> **YOUR OBJECTIVE**
Provide nothing beyond the count of lines that include the string "JSON".

> **EXERCISE INPUTS**
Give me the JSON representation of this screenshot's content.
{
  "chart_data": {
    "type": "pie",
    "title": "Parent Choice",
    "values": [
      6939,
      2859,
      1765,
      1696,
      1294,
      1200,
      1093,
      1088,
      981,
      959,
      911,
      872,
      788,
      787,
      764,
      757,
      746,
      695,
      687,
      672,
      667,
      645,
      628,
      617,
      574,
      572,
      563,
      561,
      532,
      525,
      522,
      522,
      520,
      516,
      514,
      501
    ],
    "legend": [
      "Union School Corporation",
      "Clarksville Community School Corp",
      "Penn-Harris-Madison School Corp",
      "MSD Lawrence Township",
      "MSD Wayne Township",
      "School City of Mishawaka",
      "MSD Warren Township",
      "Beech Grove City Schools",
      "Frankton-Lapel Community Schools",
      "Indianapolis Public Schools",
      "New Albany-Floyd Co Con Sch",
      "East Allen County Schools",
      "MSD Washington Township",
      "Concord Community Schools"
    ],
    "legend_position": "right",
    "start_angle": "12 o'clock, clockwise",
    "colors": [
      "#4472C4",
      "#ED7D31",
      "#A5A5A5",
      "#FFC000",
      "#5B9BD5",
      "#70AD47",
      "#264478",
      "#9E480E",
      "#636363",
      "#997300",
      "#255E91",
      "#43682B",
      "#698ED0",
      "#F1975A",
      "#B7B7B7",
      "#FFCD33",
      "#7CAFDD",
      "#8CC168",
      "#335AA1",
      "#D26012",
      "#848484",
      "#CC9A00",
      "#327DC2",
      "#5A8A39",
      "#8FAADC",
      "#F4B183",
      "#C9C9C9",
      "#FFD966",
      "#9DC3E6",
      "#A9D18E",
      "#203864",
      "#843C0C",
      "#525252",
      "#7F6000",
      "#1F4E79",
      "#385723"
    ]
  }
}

--

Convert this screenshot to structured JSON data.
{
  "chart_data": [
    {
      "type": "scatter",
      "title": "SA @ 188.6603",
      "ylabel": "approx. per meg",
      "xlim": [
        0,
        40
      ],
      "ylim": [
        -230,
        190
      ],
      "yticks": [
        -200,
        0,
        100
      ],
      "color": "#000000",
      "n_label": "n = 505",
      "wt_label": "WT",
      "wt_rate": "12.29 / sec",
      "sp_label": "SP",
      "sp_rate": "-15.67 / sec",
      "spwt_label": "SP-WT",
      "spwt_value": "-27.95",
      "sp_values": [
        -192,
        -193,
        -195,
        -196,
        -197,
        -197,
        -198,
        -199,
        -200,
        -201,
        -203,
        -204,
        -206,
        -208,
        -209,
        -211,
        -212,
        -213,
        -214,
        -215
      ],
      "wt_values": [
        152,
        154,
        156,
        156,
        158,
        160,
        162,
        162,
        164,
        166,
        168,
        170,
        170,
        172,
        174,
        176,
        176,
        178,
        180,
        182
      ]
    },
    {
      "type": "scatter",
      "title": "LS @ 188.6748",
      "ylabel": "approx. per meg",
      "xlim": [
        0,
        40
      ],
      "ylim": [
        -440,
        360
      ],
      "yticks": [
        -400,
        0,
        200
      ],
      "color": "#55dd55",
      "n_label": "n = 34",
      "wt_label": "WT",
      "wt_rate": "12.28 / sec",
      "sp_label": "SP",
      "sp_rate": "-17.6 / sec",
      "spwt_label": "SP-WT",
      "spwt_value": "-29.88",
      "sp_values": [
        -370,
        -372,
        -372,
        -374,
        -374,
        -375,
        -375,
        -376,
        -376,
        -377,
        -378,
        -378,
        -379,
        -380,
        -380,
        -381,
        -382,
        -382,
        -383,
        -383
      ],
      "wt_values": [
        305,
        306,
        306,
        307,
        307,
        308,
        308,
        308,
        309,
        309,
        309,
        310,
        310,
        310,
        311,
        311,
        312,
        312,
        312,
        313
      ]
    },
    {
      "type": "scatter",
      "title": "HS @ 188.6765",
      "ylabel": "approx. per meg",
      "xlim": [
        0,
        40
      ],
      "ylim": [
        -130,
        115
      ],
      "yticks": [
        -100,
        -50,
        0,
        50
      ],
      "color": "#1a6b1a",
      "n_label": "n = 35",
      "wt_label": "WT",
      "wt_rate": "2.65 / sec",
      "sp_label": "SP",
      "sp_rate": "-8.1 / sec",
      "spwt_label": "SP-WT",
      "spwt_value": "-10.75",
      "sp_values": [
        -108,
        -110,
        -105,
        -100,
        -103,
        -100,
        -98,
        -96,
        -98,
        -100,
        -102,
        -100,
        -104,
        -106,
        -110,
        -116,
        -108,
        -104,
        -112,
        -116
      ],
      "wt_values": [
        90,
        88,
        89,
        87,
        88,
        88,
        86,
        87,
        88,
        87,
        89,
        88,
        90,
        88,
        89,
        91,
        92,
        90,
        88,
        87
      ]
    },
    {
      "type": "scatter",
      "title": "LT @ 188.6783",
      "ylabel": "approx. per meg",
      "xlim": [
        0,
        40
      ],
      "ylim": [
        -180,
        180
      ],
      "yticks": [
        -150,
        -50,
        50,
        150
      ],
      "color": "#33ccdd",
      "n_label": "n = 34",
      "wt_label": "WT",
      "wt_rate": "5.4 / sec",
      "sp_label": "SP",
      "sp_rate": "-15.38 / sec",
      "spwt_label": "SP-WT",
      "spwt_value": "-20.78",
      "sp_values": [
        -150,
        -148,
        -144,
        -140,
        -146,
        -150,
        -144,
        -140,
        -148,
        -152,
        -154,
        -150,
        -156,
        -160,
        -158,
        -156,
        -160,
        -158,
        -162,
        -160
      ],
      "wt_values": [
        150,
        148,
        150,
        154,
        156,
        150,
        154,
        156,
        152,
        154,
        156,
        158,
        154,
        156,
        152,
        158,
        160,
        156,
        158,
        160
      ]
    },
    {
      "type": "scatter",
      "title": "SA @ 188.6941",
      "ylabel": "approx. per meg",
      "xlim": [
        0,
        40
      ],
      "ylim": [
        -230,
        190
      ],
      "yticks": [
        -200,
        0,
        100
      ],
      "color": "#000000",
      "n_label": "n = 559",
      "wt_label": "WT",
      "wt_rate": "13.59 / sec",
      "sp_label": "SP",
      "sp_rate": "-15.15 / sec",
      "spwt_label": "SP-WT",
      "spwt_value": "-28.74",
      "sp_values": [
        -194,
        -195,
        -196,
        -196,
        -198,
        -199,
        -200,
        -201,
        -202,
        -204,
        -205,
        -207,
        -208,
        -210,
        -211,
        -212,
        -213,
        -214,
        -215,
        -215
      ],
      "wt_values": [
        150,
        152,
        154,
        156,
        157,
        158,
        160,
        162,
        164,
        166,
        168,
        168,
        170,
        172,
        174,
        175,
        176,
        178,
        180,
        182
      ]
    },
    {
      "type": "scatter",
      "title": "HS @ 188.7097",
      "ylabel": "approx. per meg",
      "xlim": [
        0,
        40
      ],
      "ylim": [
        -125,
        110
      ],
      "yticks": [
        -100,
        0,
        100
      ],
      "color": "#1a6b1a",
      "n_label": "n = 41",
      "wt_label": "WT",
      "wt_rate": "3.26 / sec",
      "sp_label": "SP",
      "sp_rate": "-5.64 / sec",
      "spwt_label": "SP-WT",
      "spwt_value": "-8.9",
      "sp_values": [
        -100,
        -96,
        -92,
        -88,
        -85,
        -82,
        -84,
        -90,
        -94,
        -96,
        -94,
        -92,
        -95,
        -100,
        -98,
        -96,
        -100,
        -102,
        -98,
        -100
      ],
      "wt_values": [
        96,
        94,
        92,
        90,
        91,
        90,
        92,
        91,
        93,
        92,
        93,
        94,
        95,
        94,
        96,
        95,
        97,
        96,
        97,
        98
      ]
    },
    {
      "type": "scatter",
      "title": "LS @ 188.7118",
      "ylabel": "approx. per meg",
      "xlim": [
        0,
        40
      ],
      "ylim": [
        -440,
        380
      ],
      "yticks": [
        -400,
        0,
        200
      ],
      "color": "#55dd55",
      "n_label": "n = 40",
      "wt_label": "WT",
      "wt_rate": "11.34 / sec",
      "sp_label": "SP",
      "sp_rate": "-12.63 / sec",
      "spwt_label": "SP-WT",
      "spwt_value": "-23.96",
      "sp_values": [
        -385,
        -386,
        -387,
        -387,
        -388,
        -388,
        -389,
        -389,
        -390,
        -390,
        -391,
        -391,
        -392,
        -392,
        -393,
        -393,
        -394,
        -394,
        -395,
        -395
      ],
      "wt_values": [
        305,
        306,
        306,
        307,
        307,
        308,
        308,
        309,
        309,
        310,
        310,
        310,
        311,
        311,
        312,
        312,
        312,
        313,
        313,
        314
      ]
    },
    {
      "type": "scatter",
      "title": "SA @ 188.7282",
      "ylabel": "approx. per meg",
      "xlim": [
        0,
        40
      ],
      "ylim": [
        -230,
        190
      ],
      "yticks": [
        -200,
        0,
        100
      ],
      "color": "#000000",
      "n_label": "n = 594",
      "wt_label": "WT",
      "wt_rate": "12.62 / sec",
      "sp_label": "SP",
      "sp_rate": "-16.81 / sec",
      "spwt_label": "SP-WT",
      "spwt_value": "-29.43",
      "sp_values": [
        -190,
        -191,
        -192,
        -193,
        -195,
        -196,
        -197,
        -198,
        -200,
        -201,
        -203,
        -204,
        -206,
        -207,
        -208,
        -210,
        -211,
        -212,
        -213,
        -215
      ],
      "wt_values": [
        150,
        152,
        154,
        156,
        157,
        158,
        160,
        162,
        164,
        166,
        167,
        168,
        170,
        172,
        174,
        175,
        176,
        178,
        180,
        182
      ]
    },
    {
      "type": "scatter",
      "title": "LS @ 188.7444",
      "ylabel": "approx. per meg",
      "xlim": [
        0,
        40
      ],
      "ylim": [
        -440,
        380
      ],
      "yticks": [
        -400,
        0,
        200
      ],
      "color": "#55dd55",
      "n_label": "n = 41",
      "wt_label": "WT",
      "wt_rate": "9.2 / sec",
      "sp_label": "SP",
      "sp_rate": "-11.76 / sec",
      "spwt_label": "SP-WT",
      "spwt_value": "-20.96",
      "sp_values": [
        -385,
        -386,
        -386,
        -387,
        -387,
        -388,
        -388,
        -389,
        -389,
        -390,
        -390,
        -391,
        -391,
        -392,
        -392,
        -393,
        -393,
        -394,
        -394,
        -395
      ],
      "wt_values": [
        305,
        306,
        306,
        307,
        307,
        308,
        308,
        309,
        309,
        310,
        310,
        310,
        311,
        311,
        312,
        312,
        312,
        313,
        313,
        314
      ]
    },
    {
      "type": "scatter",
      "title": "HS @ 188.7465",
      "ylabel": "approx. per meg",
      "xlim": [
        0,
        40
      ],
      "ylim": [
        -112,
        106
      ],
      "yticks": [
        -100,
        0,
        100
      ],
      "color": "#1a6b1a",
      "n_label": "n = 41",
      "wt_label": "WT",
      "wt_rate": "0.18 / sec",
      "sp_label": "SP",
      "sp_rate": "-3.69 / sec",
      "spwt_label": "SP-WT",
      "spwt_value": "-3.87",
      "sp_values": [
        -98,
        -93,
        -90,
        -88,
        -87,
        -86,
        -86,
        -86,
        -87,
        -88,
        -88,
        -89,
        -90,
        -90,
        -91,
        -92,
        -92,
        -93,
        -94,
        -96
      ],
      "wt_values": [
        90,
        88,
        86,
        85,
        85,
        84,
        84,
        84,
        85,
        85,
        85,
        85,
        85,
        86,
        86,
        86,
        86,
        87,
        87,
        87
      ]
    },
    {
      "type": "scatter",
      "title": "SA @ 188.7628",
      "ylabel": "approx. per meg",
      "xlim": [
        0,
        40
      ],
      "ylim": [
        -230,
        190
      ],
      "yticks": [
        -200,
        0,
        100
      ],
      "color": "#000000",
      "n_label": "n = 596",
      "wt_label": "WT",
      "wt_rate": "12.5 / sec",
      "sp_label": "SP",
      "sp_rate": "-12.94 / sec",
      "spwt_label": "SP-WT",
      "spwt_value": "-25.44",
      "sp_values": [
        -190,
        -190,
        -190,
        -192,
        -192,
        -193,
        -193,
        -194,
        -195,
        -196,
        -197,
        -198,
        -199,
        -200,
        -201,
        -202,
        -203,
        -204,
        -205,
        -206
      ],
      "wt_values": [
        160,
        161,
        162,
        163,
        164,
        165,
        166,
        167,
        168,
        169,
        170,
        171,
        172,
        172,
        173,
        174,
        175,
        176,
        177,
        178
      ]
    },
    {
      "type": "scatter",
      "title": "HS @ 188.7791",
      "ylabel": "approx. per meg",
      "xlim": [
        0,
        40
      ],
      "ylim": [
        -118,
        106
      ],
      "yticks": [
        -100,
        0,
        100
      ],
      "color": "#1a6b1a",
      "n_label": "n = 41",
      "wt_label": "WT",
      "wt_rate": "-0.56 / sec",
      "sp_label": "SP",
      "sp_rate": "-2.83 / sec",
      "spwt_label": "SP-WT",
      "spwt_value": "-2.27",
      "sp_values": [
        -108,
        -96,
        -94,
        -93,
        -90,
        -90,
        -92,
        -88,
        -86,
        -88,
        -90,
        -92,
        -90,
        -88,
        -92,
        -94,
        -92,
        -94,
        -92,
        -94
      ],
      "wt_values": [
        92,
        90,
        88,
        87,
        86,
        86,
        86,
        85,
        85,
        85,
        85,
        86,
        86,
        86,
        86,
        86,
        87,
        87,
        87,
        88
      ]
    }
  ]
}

> **SOLUTION**
2